TASK TO CARRY OUT: Each line that holds the word "Futures" counts once; give the total number of such lines and nothing else.

+++ LISTED ENTRIES

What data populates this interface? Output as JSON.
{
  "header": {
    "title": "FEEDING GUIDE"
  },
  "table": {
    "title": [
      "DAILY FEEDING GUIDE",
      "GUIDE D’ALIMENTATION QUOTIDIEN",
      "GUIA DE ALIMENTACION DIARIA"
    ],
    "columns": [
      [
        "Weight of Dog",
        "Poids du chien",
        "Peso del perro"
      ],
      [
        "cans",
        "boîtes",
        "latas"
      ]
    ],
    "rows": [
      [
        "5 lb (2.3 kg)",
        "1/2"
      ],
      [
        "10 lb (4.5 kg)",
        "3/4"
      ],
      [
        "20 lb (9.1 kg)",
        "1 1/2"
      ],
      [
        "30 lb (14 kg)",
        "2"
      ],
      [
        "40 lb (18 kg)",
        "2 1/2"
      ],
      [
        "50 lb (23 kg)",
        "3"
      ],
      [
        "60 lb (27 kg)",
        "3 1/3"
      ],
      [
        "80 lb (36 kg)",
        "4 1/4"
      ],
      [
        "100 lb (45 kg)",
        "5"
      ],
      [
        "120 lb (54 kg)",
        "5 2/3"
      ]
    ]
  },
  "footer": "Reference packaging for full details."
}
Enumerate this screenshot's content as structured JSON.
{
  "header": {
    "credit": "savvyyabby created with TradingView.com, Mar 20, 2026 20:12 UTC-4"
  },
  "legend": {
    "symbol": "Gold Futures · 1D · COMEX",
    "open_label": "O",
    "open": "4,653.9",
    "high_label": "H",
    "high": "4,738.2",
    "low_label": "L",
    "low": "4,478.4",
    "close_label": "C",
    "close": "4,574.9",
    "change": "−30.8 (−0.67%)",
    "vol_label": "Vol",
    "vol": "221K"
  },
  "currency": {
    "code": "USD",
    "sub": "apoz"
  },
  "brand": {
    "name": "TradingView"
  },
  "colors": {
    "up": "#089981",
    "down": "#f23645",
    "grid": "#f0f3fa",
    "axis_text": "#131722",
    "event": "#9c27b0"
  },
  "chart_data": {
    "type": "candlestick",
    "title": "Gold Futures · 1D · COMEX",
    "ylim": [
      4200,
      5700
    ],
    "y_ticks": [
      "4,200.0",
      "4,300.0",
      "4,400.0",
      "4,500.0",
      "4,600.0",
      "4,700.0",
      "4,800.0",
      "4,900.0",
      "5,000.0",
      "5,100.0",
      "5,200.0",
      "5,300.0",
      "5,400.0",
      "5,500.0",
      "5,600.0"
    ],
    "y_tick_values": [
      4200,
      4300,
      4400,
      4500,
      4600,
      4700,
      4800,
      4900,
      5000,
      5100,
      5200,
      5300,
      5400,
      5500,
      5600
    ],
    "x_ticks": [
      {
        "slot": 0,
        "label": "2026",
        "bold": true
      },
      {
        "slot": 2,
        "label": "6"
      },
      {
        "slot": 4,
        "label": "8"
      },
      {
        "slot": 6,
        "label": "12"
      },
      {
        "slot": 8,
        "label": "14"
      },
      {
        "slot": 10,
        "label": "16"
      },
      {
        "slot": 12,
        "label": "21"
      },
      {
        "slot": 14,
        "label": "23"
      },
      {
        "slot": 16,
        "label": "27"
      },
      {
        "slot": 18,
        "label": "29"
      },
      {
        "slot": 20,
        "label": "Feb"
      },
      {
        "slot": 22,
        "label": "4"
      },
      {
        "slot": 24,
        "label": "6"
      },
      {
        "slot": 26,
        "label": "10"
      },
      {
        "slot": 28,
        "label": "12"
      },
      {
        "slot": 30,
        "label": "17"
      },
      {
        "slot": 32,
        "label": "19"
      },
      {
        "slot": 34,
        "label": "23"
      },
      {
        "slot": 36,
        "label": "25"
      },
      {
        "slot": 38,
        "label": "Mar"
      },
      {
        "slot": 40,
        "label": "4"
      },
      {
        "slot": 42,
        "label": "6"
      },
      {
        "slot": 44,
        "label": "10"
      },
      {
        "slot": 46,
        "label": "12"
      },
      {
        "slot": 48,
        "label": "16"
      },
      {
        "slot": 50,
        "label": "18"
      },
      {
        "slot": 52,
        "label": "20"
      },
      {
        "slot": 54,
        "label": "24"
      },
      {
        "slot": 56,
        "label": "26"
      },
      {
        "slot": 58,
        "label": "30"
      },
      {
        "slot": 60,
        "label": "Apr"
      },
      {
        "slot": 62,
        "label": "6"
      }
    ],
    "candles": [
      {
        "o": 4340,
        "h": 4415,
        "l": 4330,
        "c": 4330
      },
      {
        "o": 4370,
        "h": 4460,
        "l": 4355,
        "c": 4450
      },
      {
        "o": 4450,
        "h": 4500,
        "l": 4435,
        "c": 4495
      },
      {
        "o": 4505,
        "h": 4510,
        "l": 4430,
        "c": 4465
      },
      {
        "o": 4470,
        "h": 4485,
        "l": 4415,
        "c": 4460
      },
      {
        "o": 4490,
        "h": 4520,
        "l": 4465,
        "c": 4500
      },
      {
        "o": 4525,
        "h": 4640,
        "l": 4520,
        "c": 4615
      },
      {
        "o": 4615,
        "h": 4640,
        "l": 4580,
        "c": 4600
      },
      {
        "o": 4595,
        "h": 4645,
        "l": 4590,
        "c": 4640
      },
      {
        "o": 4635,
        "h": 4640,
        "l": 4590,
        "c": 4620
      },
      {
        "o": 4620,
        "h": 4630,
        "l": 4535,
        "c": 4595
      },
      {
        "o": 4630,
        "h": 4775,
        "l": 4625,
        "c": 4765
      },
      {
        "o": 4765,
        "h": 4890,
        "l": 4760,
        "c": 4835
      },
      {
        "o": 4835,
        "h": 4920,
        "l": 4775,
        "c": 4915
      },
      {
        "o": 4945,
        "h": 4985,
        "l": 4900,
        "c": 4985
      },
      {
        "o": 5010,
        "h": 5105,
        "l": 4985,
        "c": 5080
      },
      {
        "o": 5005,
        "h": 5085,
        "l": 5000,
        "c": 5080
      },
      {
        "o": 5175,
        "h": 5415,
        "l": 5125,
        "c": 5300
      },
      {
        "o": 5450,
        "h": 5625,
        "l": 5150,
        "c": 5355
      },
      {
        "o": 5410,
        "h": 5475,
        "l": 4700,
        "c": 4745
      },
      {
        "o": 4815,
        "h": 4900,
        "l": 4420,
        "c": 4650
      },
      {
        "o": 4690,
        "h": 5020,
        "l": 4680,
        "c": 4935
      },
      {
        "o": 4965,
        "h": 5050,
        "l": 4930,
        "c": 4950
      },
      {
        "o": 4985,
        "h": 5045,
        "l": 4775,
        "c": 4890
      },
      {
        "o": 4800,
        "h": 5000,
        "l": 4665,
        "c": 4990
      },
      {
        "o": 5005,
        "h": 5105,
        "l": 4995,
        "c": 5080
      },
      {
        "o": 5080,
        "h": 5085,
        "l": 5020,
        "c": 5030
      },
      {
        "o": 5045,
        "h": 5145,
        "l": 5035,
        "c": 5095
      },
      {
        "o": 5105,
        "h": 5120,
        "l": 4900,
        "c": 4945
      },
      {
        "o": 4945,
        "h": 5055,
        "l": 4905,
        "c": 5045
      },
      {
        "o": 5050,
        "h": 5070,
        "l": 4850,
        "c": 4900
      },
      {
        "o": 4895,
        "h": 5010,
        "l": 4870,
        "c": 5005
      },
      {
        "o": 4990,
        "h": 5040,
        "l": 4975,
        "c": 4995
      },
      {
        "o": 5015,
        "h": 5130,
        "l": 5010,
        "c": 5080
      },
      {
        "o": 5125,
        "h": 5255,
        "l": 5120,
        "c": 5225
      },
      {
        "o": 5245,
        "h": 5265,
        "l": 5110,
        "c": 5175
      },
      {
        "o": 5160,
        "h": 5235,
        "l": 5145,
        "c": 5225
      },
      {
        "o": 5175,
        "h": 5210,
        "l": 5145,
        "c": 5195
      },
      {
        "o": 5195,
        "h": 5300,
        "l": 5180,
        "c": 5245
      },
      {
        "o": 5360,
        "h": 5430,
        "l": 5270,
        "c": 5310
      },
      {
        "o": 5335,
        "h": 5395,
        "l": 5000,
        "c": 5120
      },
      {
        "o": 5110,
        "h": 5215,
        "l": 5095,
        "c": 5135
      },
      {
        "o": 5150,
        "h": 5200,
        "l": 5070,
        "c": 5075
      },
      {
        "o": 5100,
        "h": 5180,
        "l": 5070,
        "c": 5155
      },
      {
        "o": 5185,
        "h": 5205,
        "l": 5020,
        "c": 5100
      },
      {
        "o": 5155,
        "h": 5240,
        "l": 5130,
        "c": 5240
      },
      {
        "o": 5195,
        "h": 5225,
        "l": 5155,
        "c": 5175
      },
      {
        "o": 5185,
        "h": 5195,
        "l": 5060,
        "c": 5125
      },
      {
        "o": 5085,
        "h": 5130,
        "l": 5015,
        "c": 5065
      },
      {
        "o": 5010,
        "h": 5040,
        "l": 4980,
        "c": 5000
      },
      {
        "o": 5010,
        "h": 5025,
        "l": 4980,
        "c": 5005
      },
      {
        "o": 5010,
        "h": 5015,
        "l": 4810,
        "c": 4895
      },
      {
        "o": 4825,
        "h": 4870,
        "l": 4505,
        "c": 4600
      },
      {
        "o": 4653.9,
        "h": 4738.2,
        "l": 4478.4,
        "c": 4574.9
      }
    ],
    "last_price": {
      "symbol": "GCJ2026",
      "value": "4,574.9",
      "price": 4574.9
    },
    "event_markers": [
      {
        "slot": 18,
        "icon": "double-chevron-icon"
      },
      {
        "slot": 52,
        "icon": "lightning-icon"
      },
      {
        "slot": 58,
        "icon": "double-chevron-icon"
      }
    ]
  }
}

++++++

RESULT FOR THIS EXERCISE: 2